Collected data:
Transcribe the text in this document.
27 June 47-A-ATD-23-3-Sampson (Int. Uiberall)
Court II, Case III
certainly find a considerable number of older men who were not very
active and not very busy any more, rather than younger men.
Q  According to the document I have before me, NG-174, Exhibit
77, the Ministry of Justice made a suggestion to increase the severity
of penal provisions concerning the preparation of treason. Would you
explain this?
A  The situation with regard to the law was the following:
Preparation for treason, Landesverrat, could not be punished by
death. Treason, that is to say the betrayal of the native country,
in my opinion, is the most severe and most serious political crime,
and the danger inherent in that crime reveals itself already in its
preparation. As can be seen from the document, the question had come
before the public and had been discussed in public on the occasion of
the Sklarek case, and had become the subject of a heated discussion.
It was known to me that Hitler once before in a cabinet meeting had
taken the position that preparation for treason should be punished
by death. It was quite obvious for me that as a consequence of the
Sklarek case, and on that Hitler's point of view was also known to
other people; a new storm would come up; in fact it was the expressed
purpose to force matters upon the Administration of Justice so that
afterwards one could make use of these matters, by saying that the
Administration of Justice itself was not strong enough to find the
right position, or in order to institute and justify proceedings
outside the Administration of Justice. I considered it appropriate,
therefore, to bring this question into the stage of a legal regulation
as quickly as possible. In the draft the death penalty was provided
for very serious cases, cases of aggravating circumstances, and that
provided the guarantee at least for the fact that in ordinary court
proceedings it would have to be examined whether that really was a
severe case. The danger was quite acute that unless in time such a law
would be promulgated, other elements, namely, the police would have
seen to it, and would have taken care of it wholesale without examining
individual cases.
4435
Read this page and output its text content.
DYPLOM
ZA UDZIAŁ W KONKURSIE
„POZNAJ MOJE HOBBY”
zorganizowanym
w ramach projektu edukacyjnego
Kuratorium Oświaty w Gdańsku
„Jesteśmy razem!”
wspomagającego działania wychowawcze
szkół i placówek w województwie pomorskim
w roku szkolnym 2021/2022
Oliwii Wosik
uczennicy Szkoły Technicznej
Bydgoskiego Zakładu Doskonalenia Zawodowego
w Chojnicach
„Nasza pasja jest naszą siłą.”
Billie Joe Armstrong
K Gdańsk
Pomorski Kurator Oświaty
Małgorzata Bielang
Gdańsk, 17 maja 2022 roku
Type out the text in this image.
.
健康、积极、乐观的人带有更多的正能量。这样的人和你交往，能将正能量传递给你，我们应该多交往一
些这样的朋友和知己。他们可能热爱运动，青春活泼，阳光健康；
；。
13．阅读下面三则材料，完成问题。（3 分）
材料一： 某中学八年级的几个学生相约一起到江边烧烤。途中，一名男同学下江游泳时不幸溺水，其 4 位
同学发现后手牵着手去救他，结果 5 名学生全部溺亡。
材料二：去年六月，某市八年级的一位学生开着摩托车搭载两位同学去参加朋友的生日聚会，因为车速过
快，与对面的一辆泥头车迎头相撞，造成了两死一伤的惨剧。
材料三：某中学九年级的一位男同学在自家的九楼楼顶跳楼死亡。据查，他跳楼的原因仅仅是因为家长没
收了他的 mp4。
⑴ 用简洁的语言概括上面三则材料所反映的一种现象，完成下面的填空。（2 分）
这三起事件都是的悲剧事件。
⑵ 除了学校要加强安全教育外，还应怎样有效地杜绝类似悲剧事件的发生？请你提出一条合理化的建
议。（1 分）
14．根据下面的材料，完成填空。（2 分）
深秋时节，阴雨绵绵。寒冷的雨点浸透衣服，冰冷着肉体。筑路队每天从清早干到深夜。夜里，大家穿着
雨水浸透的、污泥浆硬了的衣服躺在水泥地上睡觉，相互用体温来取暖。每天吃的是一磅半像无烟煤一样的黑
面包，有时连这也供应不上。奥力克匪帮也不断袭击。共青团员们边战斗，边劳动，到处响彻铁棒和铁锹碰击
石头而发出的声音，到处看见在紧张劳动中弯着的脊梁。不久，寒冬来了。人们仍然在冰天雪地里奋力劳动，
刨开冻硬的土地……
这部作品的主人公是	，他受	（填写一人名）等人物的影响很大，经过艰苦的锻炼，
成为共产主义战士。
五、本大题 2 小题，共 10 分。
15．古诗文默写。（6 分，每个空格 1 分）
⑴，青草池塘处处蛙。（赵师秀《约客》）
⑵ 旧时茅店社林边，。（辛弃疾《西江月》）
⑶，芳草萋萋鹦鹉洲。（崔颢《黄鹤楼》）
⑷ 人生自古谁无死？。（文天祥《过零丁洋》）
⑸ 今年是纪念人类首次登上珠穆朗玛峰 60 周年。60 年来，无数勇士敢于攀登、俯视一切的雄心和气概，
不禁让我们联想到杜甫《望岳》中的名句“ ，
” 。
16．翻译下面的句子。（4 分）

▸ DIRECTIONS FOR THIS TASK
Your task is to repeat every line exactly.

▸ RESPONSE TO THIS TASK
Transcribe the text in this document.
27 June 47-A-ATD-23-3-Sampson (Int. Uiberall)
Court II, Case III
certainly find a considerable number of older men who were not very
active and not very busy any more, rather than younger men.
Q  According to the document I have before me, NG-174, Exhibit
77, the Ministry of Justice made a suggestion to increase the severity
of penal provisions concerning the preparation of treason. Would you
explain this?
A  The situation with regard to the law was the following:
Preparation for treason, Landesverrat, could not be punished by
death. Treason, that is to say the betrayal of the native country,
in my opinion, is the most severe and most serious political crime,
and the danger inherent in that crime reveals itself already in its
preparation. As can be seen from the document, the question had come
before the public and had been discussed in public on the occasion of
the Sklarek case, and had become the subject of a heated discussion.
It was known to me that Hitler once before in a cabinet meeting had
taken the position that preparation for treason should be punished
by death. It was quite obvious for me that as a consequence of the
Sklarek case, and on that Hitler's point of view was also known to
other people; a new storm would come up; in fact it was the expressed
purpose to force matters upon the Administration of Justice so that
afterwards one could make use of these matters, by saying that the
Administration of Justice itself was not strong enough to find the
right position, or in order to institute and justify proceedings
outside the Administration of Justice. I considered it appropriate,
therefore, to bring this question into the stage of a legal regulation
as quickly as possible. In the draft the death penalty was provided
for very serious cases, cases of aggravating circumstances, and that
provided the guarantee at least for the fact that in ordinary court
proceedings it would have to be examined whether that really was a
severe case. The danger was quite acute that unless in time such a law
would be promulgated, other elements, namely, the police would have
seen to it, and would have taken care of it wholesale without examining
individual cases.
4435
Read this page and output its text content.
DYPLOM
ZA UDZIAŁ W KONKURSIE
„POZNAJ MOJE HOBBY”
zorganizowanym
w ramach projektu edukacyjnego
Kuratorium Oświaty w Gdańsku
„Jesteśmy razem!”
wspomagającego działania wychowawcze
szkół i placówek w województwie pomorskim
w roku szkolnym 2021/2022
Oliwii Wosik
uczennicy Szkoły Technicznej
Bydgoskiego Zakładu Doskonalenia Zawodowego
w Chojnicach
„Nasza pasja jest naszą siłą.”
Billie Joe Armstrong
K Gdańsk
Pomorski Kurator Oświaty
Małgorzata Bielang
Gdańsk, 17 maja 2022 roku
Type out the text in this image.
.
健康、积极、乐观的人带有更多的正能量。这样的人和你交往，能将正能量传递给你，我们应该多交往一
些这样的朋友和知己。他们可能热爱运动，青春活泼，阳光健康；
；。
13．阅读下面三则材料，完成问题。（3 分）
材料一： 某中学八年级的几个学生相约一起到江边烧烤。途中，一名男同学下江游泳时不幸溺水，其 4 位
同学发现后手牵着手去救他，结果 5 名学生全部溺亡。
材料二：去年六月，某市八年级的一位学生开着摩托车搭载两位同学去参加朋友的生日聚会，因为车速过
快，与对面的一辆泥头车迎头相撞，造成了两死一伤的惨剧。
材料三：某中学九年级的一位男同学在自家的九楼楼顶跳楼死亡。据查，他跳楼的原因仅仅是因为家长没
收了他的 mp4。
⑴ 用简洁的语言概括上面三则材料所反映的一种现象，完成下面的填空。（2 分）
这三起事件都是的悲剧事件。
⑵ 除了学校要加强安全教育外，还应怎样有效地杜绝类似悲剧事件的发生？请你提出一条合理化的建
议。（1 分）
14．根据下面的材料，完成填空。（2 分）
深秋时节，阴雨绵绵。寒冷的雨点浸透衣服，冰冷着肉体。筑路队每天从清早干到深夜。夜里，大家穿着
雨水浸透的、污泥浆硬了的衣服躺在水泥地上睡觉，相互用体温来取暖。每天吃的是一磅半像无烟煤一样的黑
面包，有时连这也供应不上。奥力克匪帮也不断袭击。共青团员们边战斗，边劳动，到处响彻铁棒和铁锹碰击
石头而发出的声音，到处看见在紧张劳动中弯着的脊梁。不久，寒冬来了。人们仍然在冰天雪地里奋力劳动，
刨开冻硬的土地……
这部作品的主人公是	，他受	（填写一人名）等人物的影响很大，经过艰苦的锻炼，
成为共产主义战士。
五、本大题 2 小题，共 10 分。
15．古诗文默写。（6 分，每个空格 1 分）
⑴，青草池塘处处蛙。（赵师秀《约客》）
⑵ 旧时茅店社林边，。（辛弃疾《西江月》）
⑶，芳草萋萋鹦鹉洲。（崔颢《黄鹤楼》）
⑷ 人生自古谁无死？。（文天祥《过零丁洋》）
⑸ 今年是纪念人类首次登上珠穆朗玛峰 60 周年。60 年来，无数勇士敢于攀登、俯视一切的雄心和气概，
不禁让我们联想到杜甫《望岳》中的名句“ ，
” 。
16．翻译下面的句子。（4 分）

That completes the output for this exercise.